■ **WHAT TO WORK ON**
Please rewrite the rows below with every "interactable" changed to "clickable" and everything else kept the same. Leave the pictures out of your answer.

■ **DATA LISTING**
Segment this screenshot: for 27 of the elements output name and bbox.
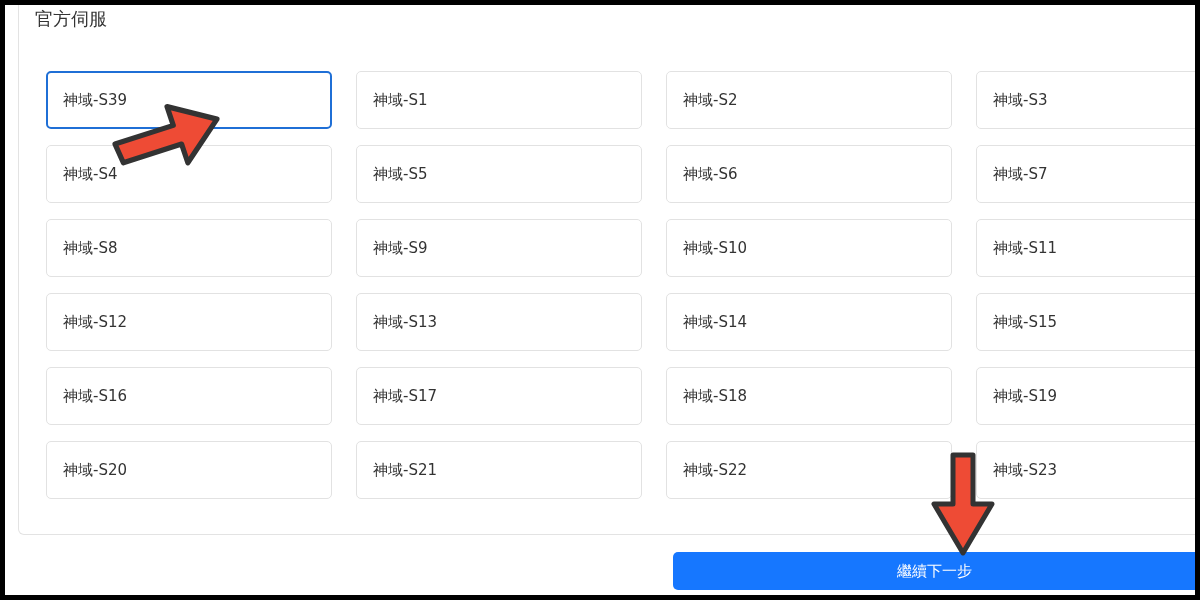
server-option[interactable]: 神域-S12 xyxy=(46,293,332,351)
server-option[interactable]: 神域-S16 xyxy=(46,367,332,425)
server-option[interactable]: 神域-S21 xyxy=(356,441,642,499)
server-option[interactable]: 神域-S7 xyxy=(976,145,1195,203)
server-option[interactable]: 神域-S1 xyxy=(356,71,642,129)
server-option[interactable]: 神域-S19 xyxy=(976,367,1195,425)
server-option[interactable]: 神域-S11 xyxy=(976,219,1195,277)
server-option[interactable]: 神域-S6 xyxy=(666,145,952,203)
server-option[interactable]: 神域-S18 xyxy=(666,367,952,425)
server-option[interactable]: 神域-S10 xyxy=(666,219,952,277)
server-option[interactable]: 神域-S13 xyxy=(356,293,642,351)
server-option[interactable]: 神域-S3 xyxy=(976,71,1195,129)
server-option[interactable]: 神域-S9 xyxy=(356,219,642,277)
server-option[interactable]: 神域-S15 xyxy=(976,293,1195,351)
arrow-icon xyxy=(931,452,995,556)
server-option[interactable]: 神域-S14 xyxy=(666,293,952,351)
server-option[interactable]: 神域-S23 xyxy=(976,441,1195,499)
server-option[interactable]: 神域-S20 xyxy=(46,441,332,499)
server-option[interactable]: 神域-S22 xyxy=(666,441,952,499)
section-title: 官方伺服 xyxy=(35,8,108,30)
server-option[interactable]: 神域-S17 xyxy=(356,367,642,425)
server-option[interactable]: 神域-S8 xyxy=(46,219,332,277)
next-step-button[interactable]: 繼續下一步 xyxy=(673,552,1195,590)
server-option[interactable]: 神域-S5 xyxy=(356,145,642,203)
server-option[interactable]: 神域-S39 xyxy=(46,71,332,129)
server-option[interactable]: 神域-S4 xyxy=(46,145,332,203)
server-option[interactable]: 神域-S2 xyxy=(666,71,952,129)
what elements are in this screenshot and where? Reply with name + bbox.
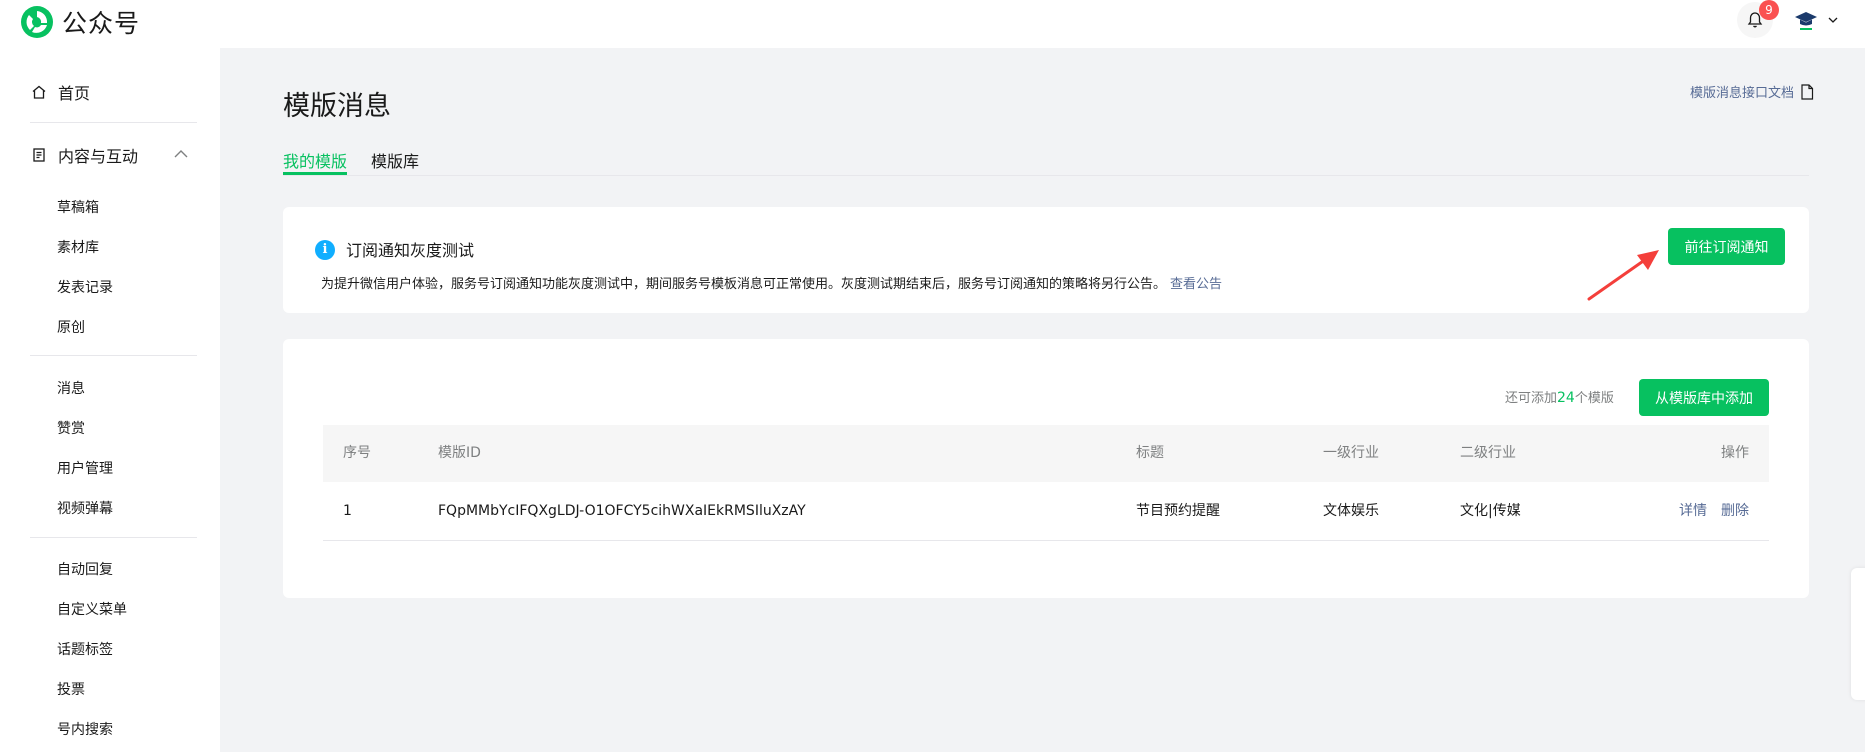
column-header-industry1: 一级行业 bbox=[1323, 445, 1379, 461]
tab-my-templates[interactable]: 我的模版 bbox=[283, 148, 347, 172]
sidebar-item-publish-records[interactable]: 发表记录 bbox=[57, 277, 113, 297]
graduation-cap-icon bbox=[1795, 12, 1817, 30]
avatar[interactable] bbox=[1789, 3, 1823, 37]
sidebar: 首页 内容与互动 草稿箱 素材库 发表记录 原创 消息 赞赏 用户管理 视频弹幕… bbox=[0, 48, 220, 752]
top-bar: 公众号 9 bbox=[0, 0, 1865, 48]
column-header-index: 序号 bbox=[343, 445, 371, 461]
document-icon bbox=[30, 146, 48, 164]
logo[interactable]: 公众号 bbox=[20, 4, 140, 40]
column-header-actions: 操作 bbox=[1721, 445, 1749, 461]
tab-template-library[interactable]: 模版库 bbox=[371, 148, 419, 172]
sidebar-item-custom-menu[interactable]: 自定义菜单 bbox=[57, 599, 127, 619]
sidebar-item-users[interactable]: 用户管理 bbox=[57, 458, 113, 478]
subscription-notice-card: i 订阅通知灰度测试 为提升微信用户体验，服务号订阅通知功能灰度测试中，期间服务… bbox=[283, 207, 1809, 313]
notice-body: 为提升微信用户体验，服务号订阅通知功能灰度测试中，期间服务号模板消息可正常使用。… bbox=[321, 273, 1222, 292]
sidebar-divider bbox=[30, 537, 197, 538]
sidebar-item-original[interactable]: 原创 bbox=[57, 317, 85, 337]
column-header-industry2: 二级行业 bbox=[1460, 445, 1516, 461]
red-arrow-annotation bbox=[1587, 250, 1659, 301]
detail-link[interactable]: 详情 bbox=[1679, 482, 1707, 540]
sidebar-group-content[interactable]: 内容与互动 bbox=[30, 143, 138, 167]
sidebar-divider bbox=[30, 122, 197, 123]
sidebar-item-materials[interactable]: 素材库 bbox=[57, 237, 99, 257]
sidebar-item-in-account-search[interactable]: 号内搜索 bbox=[57, 719, 113, 739]
column-header-title: 标题 bbox=[1136, 445, 1164, 461]
cell-template-id: FQpMMbYcIFQXgLDJ-O1OFCY5cihWXaIEkRMSIluX… bbox=[438, 503, 806, 519]
sidebar-item-drafts[interactable]: 草稿箱 bbox=[57, 197, 99, 217]
floating-help-panel[interactable] bbox=[1851, 568, 1865, 700]
sidebar-item-auto-reply[interactable]: 自动回复 bbox=[57, 559, 113, 579]
cell-industry1: 文体娱乐 bbox=[1323, 503, 1379, 519]
template-list-card: 还可添加24个模版 从模版库中添加 序号 模版ID 标题 一级行业 二级行业 操… bbox=[283, 339, 1809, 598]
chevron-up-icon[interactable] bbox=[173, 148, 189, 160]
wechat-mp-logo-icon bbox=[21, 6, 53, 38]
sidebar-divider bbox=[30, 355, 197, 356]
cell-industry2: 文化|传媒 bbox=[1460, 503, 1521, 519]
api-doc-link-label: 模版消息接口文档 bbox=[1690, 86, 1795, 101]
info-icon: i bbox=[315, 240, 335, 260]
home-icon bbox=[30, 83, 48, 101]
notice-title: 订阅通知灰度测试 bbox=[346, 241, 475, 260]
tab-active-indicator bbox=[283, 172, 347, 175]
sidebar-item-video-danmaku[interactable]: 视频弹幕 bbox=[57, 498, 113, 518]
chevron-down-icon[interactable] bbox=[1827, 14, 1839, 26]
cell-title: 节目预约提醒 bbox=[1136, 503, 1220, 519]
table-header: 序号 模版ID 标题 一级行业 二级行业 操作 bbox=[323, 425, 1769, 482]
view-announcement-link[interactable]: 查看公告 bbox=[1170, 277, 1222, 292]
api-doc-link[interactable]: 模版消息接口文档 bbox=[1690, 82, 1814, 101]
quota-count: 24 bbox=[1557, 390, 1575, 406]
sidebar-item-label: 内容与互动 bbox=[58, 147, 139, 166]
delete-link[interactable]: 删除 bbox=[1721, 482, 1749, 540]
notification-badge: 9 bbox=[1759, 0, 1779, 20]
sidebar-item-vote[interactable]: 投票 bbox=[57, 679, 85, 699]
go-to-subscription-button[interactable]: 前往订阅通知 bbox=[1668, 228, 1785, 265]
app-name: 公众号 bbox=[62, 9, 141, 38]
column-header-template-id: 模版ID bbox=[438, 445, 481, 461]
quota-suffix: 个模版 bbox=[1574, 391, 1614, 406]
notice-body-text: 为提升微信用户体验，服务号订阅通知功能灰度测试中，期间服务号模板消息可正常使用。… bbox=[321, 277, 1167, 292]
tabs-divider bbox=[283, 175, 1809, 176]
sidebar-item-label: 首页 bbox=[58, 84, 91, 103]
quota-prefix: 还可添加 bbox=[1505, 391, 1558, 406]
page-title: 模版消息 bbox=[283, 91, 391, 122]
sidebar-item-home[interactable]: 首页 bbox=[30, 80, 90, 104]
quota-text: 还可添加24个模版 bbox=[1505, 387, 1614, 406]
cell-index: 1 bbox=[343, 503, 352, 519]
sidebar-item-topic-tags[interactable]: 话题标签 bbox=[57, 639, 113, 659]
table-row: 1 FQpMMbYcIFQXgLDJ-O1OFCY5cihWXaIEkRMSIl… bbox=[323, 482, 1769, 541]
add-from-library-button[interactable]: 从模版库中添加 bbox=[1639, 379, 1769, 416]
sidebar-item-messages[interactable]: 消息 bbox=[57, 378, 85, 398]
sidebar-item-rewards[interactable]: 赞赏 bbox=[57, 418, 85, 438]
file-icon bbox=[1801, 83, 1814, 100]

■ **EXPECTED ANSWER**
Segment this screenshot: for 27 of the elements output name and bbox.
server-option[clickable]: 神域-S12 xyxy=(46,293,332,351)
server-option[clickable]: 神域-S16 xyxy=(46,367,332,425)
server-option[clickable]: 神域-S21 xyxy=(356,441,642,499)
server-option[clickable]: 神域-S7 xyxy=(976,145,1195,203)
server-option[clickable]: 神域-S1 xyxy=(356,71,642,129)
server-option[clickable]: 神域-S19 xyxy=(976,367,1195,425)
server-option[clickable]: 神域-S11 xyxy=(976,219,1195,277)
server-option[clickable]: 神域-S6 xyxy=(666,145,952,203)
server-option[clickable]: 神域-S18 xyxy=(666,367,952,425)
server-option[clickable]: 神域-S10 xyxy=(666,219,952,277)
server-option[clickable]: 神域-S13 xyxy=(356,293,642,351)
server-option[clickable]: 神域-S3 xyxy=(976,71,1195,129)
server-option[clickable]: 神域-S9 xyxy=(356,219,642,277)
server-option[clickable]: 神域-S15 xyxy=(976,293,1195,351)
arrow-icon xyxy=(931,452,995,556)
server-option[clickable]: 神域-S14 xyxy=(666,293,952,351)
server-option[clickable]: 神域-S23 xyxy=(976,441,1195,499)
server-option[clickable]: 神域-S20 xyxy=(46,441,332,499)
server-option[clickable]: 神域-S22 xyxy=(666,441,952,499)
section-title: 官方伺服 xyxy=(35,8,108,30)
server-option[clickable]: 神域-S17 xyxy=(356,367,642,425)
server-option[clickable]: 神域-S8 xyxy=(46,219,332,277)
next-step-button[clickable]: 繼續下一步 xyxy=(673,552,1195,590)
server-option[clickable]: 神域-S5 xyxy=(356,145,642,203)
server-option[clickable]: 神域-S39 xyxy=(46,71,332,129)
server-option[clickable]: 神域-S4 xyxy=(46,145,332,203)
server-option[clickable]: 神域-S2 xyxy=(666,71,952,129)
what elements are in this screenshot and where? Reply with name + bbox.
column-header-industry1: 一级行业 bbox=[1323, 445, 1379, 461]
tab-my-templates[clickable]: 我的模版 bbox=[283, 148, 347, 172]
sidebar-item-publish-records[clickable]: 发表记录 bbox=[57, 277, 113, 297]
graduation-cap-icon bbox=[1795, 12, 1817, 30]
avatar[clickable] bbox=[1789, 3, 1823, 37]
sidebar: 首页 内容与互动 草稿箱 素材库 发表记录 原创 消息 赞赏 用户管理 视频弹幕… bbox=[0, 48, 220, 752]
top-bar: 公众号 9 bbox=[0, 0, 1865, 48]
column-header-index: 序号 bbox=[343, 445, 371, 461]
document-icon bbox=[30, 146, 48, 164]
logo[clickable]: 公众号 bbox=[20, 4, 140, 40]
column-header-actions: 操作 bbox=[1721, 445, 1749, 461]
tab-template-library[clickable]: 模版库 bbox=[371, 148, 419, 172]
sidebar-item-custom-menu[clickable]: 自定义菜单 bbox=[57, 599, 127, 619]
sidebar-item-users[clickable]: 用户管理 bbox=[57, 458, 113, 478]
subscription-notice-card: i 订阅通知灰度测试 为提升微信用户体验，服务号订阅通知功能灰度测试中，期间服务… bbox=[283, 207, 1809, 313]
notice-body: 为提升微信用户体验，服务号订阅通知功能灰度测试中，期间服务号模板消息可正常使用。… bbox=[321, 273, 1222, 292]
sidebar-divider bbox=[30, 537, 197, 538]
sidebar-item-original[clickable]: 原创 bbox=[57, 317, 85, 337]
column-header-industry2: 二级行业 bbox=[1460, 445, 1516, 461]
red-arrow-annotation bbox=[1587, 250, 1659, 301]
detail-link[clickable]: 详情 bbox=[1679, 482, 1707, 540]
sidebar-group-content[clickable]: 内容与互动 bbox=[30, 143, 138, 167]
sidebar-divider bbox=[30, 122, 197, 123]
sidebar-item-materials[clickable]: 素材库 bbox=[57, 237, 99, 257]
sidebar-item-in-account-search[clickable]: 号内搜索 bbox=[57, 719, 113, 739]
column-header-title: 标题 bbox=[1136, 445, 1164, 461]
cell-template-id: FQpMMbYcIFQXgLDJ-O1OFCY5cihWXaIEkRMSIluX… bbox=[438, 503, 806, 519]
sidebar-item-drafts[clickable]: 草稿箱 bbox=[57, 197, 99, 217]
floating-help-panel[clickable] bbox=[1851, 568, 1865, 700]
sidebar-item-auto-reply[clickable]: 自动回复 bbox=[57, 559, 113, 579]
cell-industry1: 文体娱乐 bbox=[1323, 503, 1379, 519]
template-list-card: 还可添加24个模版 从模版库中添加 序号 模版ID 标题 一级行业 二级行业 操… bbox=[283, 339, 1809, 598]
chevron-up-icon[clickable] bbox=[173, 148, 189, 160]
wechat-mp-logo-icon bbox=[21, 6, 53, 38]
sidebar-divider bbox=[30, 355, 197, 356]
cell-industry2: 文化|传媒 bbox=[1460, 503, 1521, 519]
api-doc-link-label: 模版消息接口文档 bbox=[1690, 86, 1795, 101]
info-icon: i bbox=[315, 240, 335, 260]
home-icon bbox=[30, 83, 48, 101]
notice-title: 订阅通知灰度测试 bbox=[346, 241, 475, 260]
tab-active-indicator bbox=[283, 172, 347, 175]
sidebar-item-video-danmaku[clickable]: 视频弹幕 bbox=[57, 498, 113, 518]
chevron-down-icon[clickable] bbox=[1827, 14, 1839, 26]
cell-title: 节目预约提醒 bbox=[1136, 503, 1220, 519]
table-header: 序号 模版ID 标题 一级行业 二级行业 操作 bbox=[323, 425, 1769, 482]
view-announcement-link[clickable]: 查看公告 bbox=[1170, 277, 1222, 292]
api-doc-link[clickable]: 模版消息接口文档 bbox=[1690, 82, 1814, 101]
quota-count: 24 bbox=[1557, 390, 1575, 406]
sidebar-item-label: 内容与互动 bbox=[58, 147, 139, 166]
delete-link[clickable]: 删除 bbox=[1721, 482, 1749, 540]
notification-badge: 9 bbox=[1759, 0, 1779, 20]
sidebar-item-vote[clickable]: 投票 bbox=[57, 679, 85, 699]
go-to-subscription-button[clickable]: 前往订阅通知 bbox=[1668, 228, 1785, 265]
app-name: 公众号 bbox=[62, 9, 141, 38]
column-header-template-id: 模版ID bbox=[438, 445, 481, 461]
quota-suffix: 个模版 bbox=[1574, 391, 1614, 406]
notice-body-text: 为提升微信用户体验，服务号订阅通知功能灰度测试中，期间服务号模板消息可正常使用。… bbox=[321, 277, 1167, 292]
tabs-divider bbox=[283, 175, 1809, 176]
sidebar-item-label: 首页 bbox=[58, 84, 91, 103]
quota-prefix: 还可添加 bbox=[1505, 391, 1558, 406]
page-title: 模版消息 bbox=[283, 91, 391, 122]
sidebar-item-home[clickable]: 首页 bbox=[30, 80, 90, 104]
quota-text: 还可添加24个模版 bbox=[1505, 387, 1614, 406]
cell-index: 1 bbox=[343, 503, 352, 519]
sidebar-item-topic-tags[clickable]: 话题标签 bbox=[57, 639, 113, 659]
table-row: 1 FQpMMbYcIFQXgLDJ-O1OFCY5cihWXaIEkRMSIl… bbox=[323, 482, 1769, 541]
add-from-library-button[clickable]: 从模版库中添加 bbox=[1639, 379, 1769, 416]
sidebar-item-messages[clickable]: 消息 bbox=[57, 378, 85, 398]
sidebar-item-rewards[clickable]: 赞赏 bbox=[57, 418, 85, 438]
file-icon bbox=[1801, 83, 1814, 100]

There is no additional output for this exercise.